[start Source data]
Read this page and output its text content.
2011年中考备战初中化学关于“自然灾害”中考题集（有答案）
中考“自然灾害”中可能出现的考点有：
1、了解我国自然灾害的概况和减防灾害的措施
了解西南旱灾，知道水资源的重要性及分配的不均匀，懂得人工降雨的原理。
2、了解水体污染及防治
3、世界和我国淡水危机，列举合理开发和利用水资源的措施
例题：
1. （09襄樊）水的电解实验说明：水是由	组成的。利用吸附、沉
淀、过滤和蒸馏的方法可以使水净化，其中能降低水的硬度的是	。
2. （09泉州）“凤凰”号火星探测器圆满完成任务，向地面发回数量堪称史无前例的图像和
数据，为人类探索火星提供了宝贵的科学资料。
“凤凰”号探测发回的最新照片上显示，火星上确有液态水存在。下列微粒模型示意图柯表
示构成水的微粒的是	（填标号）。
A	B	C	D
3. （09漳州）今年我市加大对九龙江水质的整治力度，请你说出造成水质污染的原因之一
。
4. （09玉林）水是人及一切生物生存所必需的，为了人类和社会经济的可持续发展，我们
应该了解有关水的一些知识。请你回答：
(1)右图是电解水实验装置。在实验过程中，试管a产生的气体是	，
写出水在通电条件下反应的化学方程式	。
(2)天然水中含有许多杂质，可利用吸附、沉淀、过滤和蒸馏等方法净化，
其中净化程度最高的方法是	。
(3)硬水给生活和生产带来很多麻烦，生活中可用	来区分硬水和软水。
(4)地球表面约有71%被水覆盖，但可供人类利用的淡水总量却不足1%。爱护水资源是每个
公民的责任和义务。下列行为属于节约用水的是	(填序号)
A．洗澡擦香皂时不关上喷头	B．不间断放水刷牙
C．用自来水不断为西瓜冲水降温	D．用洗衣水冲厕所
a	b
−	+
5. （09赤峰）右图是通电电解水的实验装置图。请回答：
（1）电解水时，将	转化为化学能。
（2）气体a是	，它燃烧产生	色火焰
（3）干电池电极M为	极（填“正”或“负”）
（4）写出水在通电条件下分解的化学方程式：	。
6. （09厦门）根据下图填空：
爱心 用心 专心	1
[end Source data]
§ What you need to do:
Quote every line of the data, word for word.

§ Answer to this task:
Read this page and output its text content.
2011年中考备战初中化学关于“自然灾害”中考题集（有答案）
中考“自然灾害”中可能出现的考点有：
1、了解我国自然灾害的概况和减防灾害的措施
了解西南旱灾，知道水资源的重要性及分配的不均匀，懂得人工降雨的原理。
2、了解水体污染及防治
3、世界和我国淡水危机，列举合理开发和利用水资源的措施
例题：
1. （09襄樊）水的电解实验说明：水是由	组成的。利用吸附、沉
淀、过滤和蒸馏的方法可以使水净化，其中能降低水的硬度的是	。
2. （09泉州）“凤凰”号火星探测器圆满完成任务，向地面发回数量堪称史无前例的图像和
数据，为人类探索火星提供了宝贵的科学资料。
“凤凰”号探测发回的最新照片上显示，火星上确有液态水存在。下列微粒模型示意图柯表
示构成水的微粒的是	（填标号）。
A	B	C	D
3. （09漳州）今年我市加大对九龙江水质的整治力度，请你说出造成水质污染的原因之一
。
4. （09玉林）水是人及一切生物生存所必需的，为了人类和社会经济的可持续发展，我们
应该了解有关水的一些知识。请你回答：
(1)右图是电解水实验装置。在实验过程中，试管a产生的气体是	，
写出水在通电条件下反应的化学方程式	。
(2)天然水中含有许多杂质，可利用吸附、沉淀、过滤和蒸馏等方法净化，
其中净化程度最高的方法是	。
(3)硬水给生活和生产带来很多麻烦，生活中可用	来区分硬水和软水。
(4)地球表面约有71%被水覆盖，但可供人类利用的淡水总量却不足1%。爱护水资源是每个
公民的责任和义务。下列行为属于节约用水的是	(填序号)
A．洗澡擦香皂时不关上喷头	B．不间断放水刷牙
C．用自来水不断为西瓜冲水降温	D．用洗衣水冲厕所
a	b
−	+
5. （09赤峰）右图是通电电解水的实验装置图。请回答：
（1）电解水时，将	转化为化学能。
（2）气体a是	，它燃烧产生	色火焰
（3）干电池电极M为	极（填“正”或“负”）
（4）写出水在通电条件下分解的化学方程式：	。
6. （09厦门）根据下图填空：
爱心 用心 专心	1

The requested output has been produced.